> **Problem statement**:
Reproduce verbatim the passage of the blog post on medical care that runs from "Thursday, July 30, 2009" up to and including "draw the line.".
Page extract: Begin
Thursday, July 30, 2009

On medical care and life in general

This quote pretty much sums it up. If you are one of the non-producers, you probably won't like it. I am all for charity, and this is the most charitable nation on earth (I think the French gave $2.50 for Tsunami relief a couple of years ago), but when I am forced by someone to be "charitable", that is when I draw the line.


"You cannot legislate the poor into freedom by legislating the wealthy out of freedom. What one person receives without working for, another person must work for without receiving. The government cannot give to anybody anything that the government does not first take from somebody else. When half of the people get the idea that they do not have to work because the other half is going to take care of them, and when the other half gets the idea that it does no good to work because somebody else is going to get what they work for, that my dear friend, is about the end of any nation. You cannot multiply wealth by dividing it."

Adrian Rogers

5 comments:

  1. "I think the best way of doing good to the poor, is not making them easy in poverty, but leading or driving them out of it."

    Ben Franklin

    ReplyDelete
  2. The best treatise on the state of health care, EMTALA, and the third rail of politics Medicare I have ever read was in Mortal Peril by Richard Epstein. It is perhaps 15 years old but is as relevant today as ever with the push toward "government coverage".

    ReplyDelete
  3. AMEN!

    This horrid decline started with the "Great Scciety", when it became possible to get free stuff from the gubmint NOT because of tragic accidents of birth or chance, but simply because of your bad choices and lack of desire to be a productive member of the human race.

    Pattie, RN

    ReplyDelete
  4. Does this sound familiar to any of you "health care" types:

    http://www.breitbart.com/article.php?id=D99P2U9G1&show_article=1

    So, instead of car purchasers negotiating their own, best, trade-in prices, the government came up with a plan where they forcibly took money from tax payers, to hand over to dealers that provide new cars with rebates. Except, the government won't hand over the rebate money to the dealers. Who will pay for the $96M already spent? The tax payers. From whom will the dealers need to recover the costs for that which they already expended and won't have reimbursed? Why, the regular paying customers.

    ReplyDelete
  5. Psychiatries blame it on "mental illness" unbalanced brain chemicals instead of the person is not working. Today 1 in 17 people are considered seriously mentally ill. and W.H.O. expects it to increase.
    1 in 17 LINK

    How many are in prison? "More than one in 100 adults in the United States is in jail or prison, an all-time high that is costing state governments nearly $50 billion a year"

    ReplyDelete

ALL SPAM AND GRATUITOUS LINK POSTINGS WILL BE IMMEDIATELY DELETED.
Page extract: End
Given entries: Begin
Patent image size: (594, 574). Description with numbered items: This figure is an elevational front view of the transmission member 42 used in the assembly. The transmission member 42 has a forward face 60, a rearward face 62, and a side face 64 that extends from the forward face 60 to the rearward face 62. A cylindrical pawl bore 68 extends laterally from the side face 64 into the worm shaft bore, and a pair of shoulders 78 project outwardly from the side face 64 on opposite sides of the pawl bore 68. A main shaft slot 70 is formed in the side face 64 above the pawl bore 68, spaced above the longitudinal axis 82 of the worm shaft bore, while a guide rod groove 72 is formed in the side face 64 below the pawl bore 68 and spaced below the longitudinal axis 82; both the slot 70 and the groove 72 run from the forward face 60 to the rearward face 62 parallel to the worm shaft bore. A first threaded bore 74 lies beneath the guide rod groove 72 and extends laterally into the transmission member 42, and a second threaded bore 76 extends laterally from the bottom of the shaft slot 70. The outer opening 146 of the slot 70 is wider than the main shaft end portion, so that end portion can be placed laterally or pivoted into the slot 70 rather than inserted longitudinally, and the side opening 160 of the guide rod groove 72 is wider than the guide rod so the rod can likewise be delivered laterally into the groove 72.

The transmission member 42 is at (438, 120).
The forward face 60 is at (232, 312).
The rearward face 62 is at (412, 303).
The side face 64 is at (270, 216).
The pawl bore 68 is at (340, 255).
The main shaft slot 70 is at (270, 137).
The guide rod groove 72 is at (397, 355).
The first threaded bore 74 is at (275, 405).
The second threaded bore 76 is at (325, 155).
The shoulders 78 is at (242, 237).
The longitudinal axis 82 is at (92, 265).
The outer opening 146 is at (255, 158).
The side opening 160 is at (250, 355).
Given entries: End
> **Output below**:
Thursday, July 30, 2009

On medical care and life in general

This quote pretty much sums it up. If you are one of the non-producers, you probably won't like it. I am all for charity, and this is the most charitable nation on earth (I think the French gave $2.50 for Tsunami relief a couple of years ago), but when I am forced by someone to be "charitable", that is when I draw the line.